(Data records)

══════════

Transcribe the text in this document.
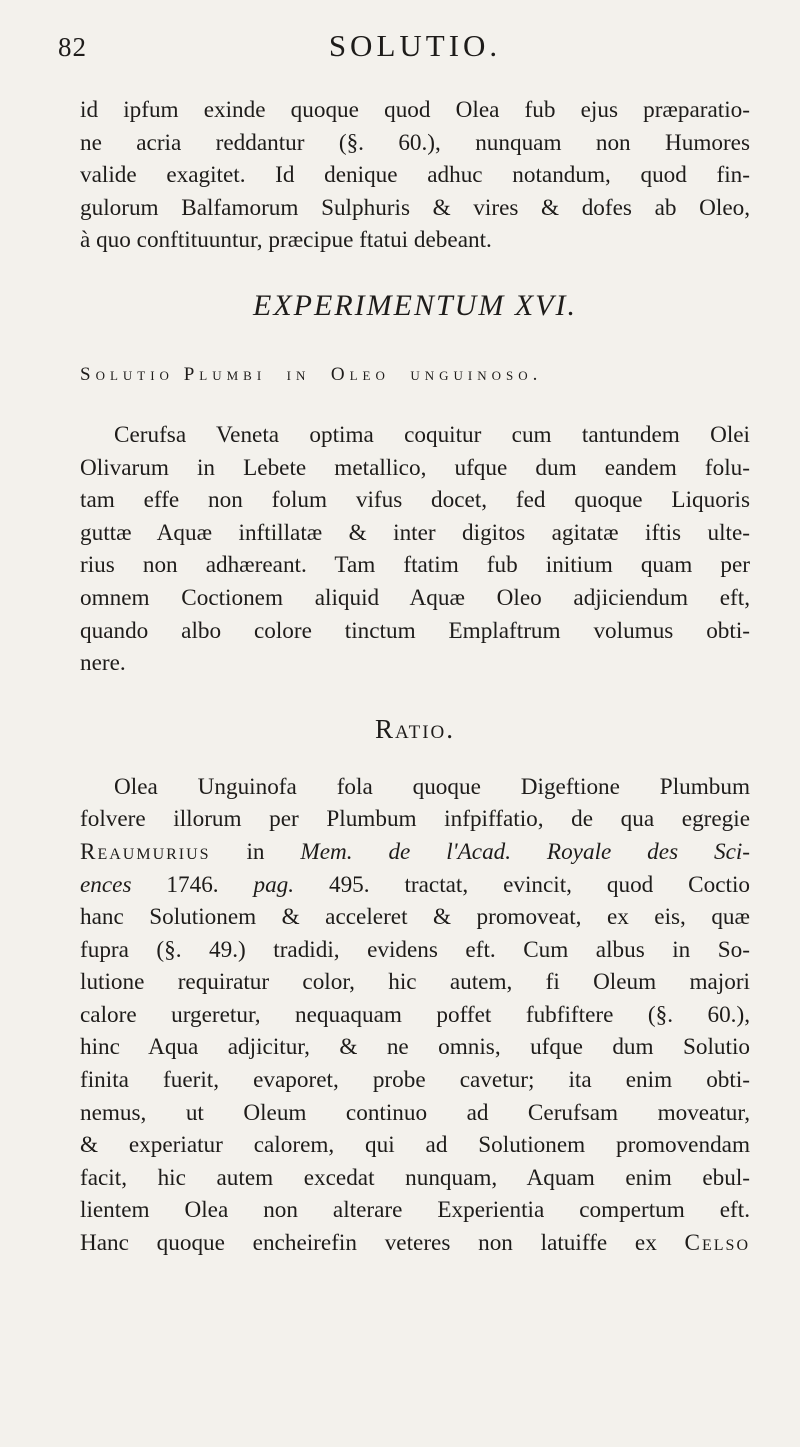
82	SOLUTIO.

id ipfum exinde quoque quod Olea fub ejus præparatio-
ne acria reddantur (§. 60.), nunquam non Humores
valide exagitet. Id denique adhuc notandum, quod fin-
gulorum Balfamorum Sulphuris & vires & dofes ab Oleo,
à quo conftituuntur, præcipue ftatui debeant.

EXPERIMENTUM XVI.
Solutio Plumbi in Oleo unguinoso.

Cerufsa Veneta optima coquitur cum tantundem Olei
Olivarum in Lebete metallico, ufque dum eandem folu-
tam effe non folum vifus docet, fed quoque Liquoris
guttæ Aquæ inftillatæ & inter digitos agitatæ iftis ulte-
rius non adhæreant. Tam ftatim fub initium quam per
omnem Coctionem aliquid Aquæ Oleo adjiciendum eft,
quando albo colore tinctum Emplaftrum volumus obti-
nere.

Ratio.

Olea Unguinofa fola quoque Digeftione Plumbum
folvere illorum per Plumbum infpiffatio, de qua egregie
Reaumurius in Mem. de l'Acad. Royale des Sci-
ences 1746. pag. 495. tractat, evincit, quod Coctio
hanc Solutionem & acceleret & promoveat, ex eis, quæ
fupra (§. 49.) tradidi, evidens eft. Cum albus in So-
lutione requiratur color, hic autem, fi Oleum majori
calore urgeretur, nequaquam poffet fubfiftere (§. 60.),
hinc Aqua adjicitur, & ne omnis, ufque dum Solutio
finita fuerit, evaporet, probe cavetur; ita enim obti-
nemus, ut Oleum continuo ad Cerufsam moveatur,
& experiatur calorem, qui ad Solutionem promovendam
facit, hic autem excedat nunquam, Aquam enim ebul-
lientem Olea non alterare Experientia compertum eft.
Hanc quoque encheirefin veteres non latuiffe ex Celso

══════════

_Do this_
Omit every picture, then repeat the remaining data exactly as it appears above.

_Exercise output_
Transcribe the text in this document.
82	SOLUTIO.

id ipfum exinde quoque quod Olea fub ejus præparatio-
ne acria reddantur (§. 60.), nunquam non Humores
valide exagitet. Id denique adhuc notandum, quod fin-
gulorum Balfamorum Sulphuris & vires & dofes ab Oleo,
à quo conftituuntur, præcipue ftatui debeant.

EXPERIMENTUM XVI.
Solutio Plumbi in Oleo unguinoso.

Cerufsa Veneta optima coquitur cum tantundem Olei
Olivarum in Lebete metallico, ufque dum eandem folu-
tam effe non folum vifus docet, fed quoque Liquoris
guttæ Aquæ inftillatæ & inter digitos agitatæ iftis ulte-
rius non adhæreant. Tam ftatim fub initium quam per
omnem Coctionem aliquid Aquæ Oleo adjiciendum eft,
quando albo colore tinctum Emplaftrum volumus obti-
nere.

Ratio.

Olea Unguinofa fola quoque Digeftione Plumbum
folvere illorum per Plumbum infpiffatio, de qua egregie
Reaumurius in Mem. de l'Acad. Royale des Sci-
ences 1746. pag. 495. tractat, evincit, quod Coctio
hanc Solutionem & acceleret & promoveat, ex eis, quæ
fupra (§. 49.) tradidi, evidens eft. Cum albus in So-
lutione requiratur color, hic autem, fi Oleum majori
calore urgeretur, nequaquam poffet fubfiftere (§. 60.),
hinc Aqua adjicitur, & ne omnis, ufque dum Solutio
finita fuerit, evaporet, probe cavetur; ita enim obti-
nemus, ut Oleum continuo ad Cerufsam moveatur,
& experiatur calorem, qui ad Solutionem promovendam
facit, hic autem excedat nunquam, Aquam enim ebul-
lientem Olea non alterare Experientia compertum eft.
Hanc quoque encheirefin veteres non latuiffe ex Celso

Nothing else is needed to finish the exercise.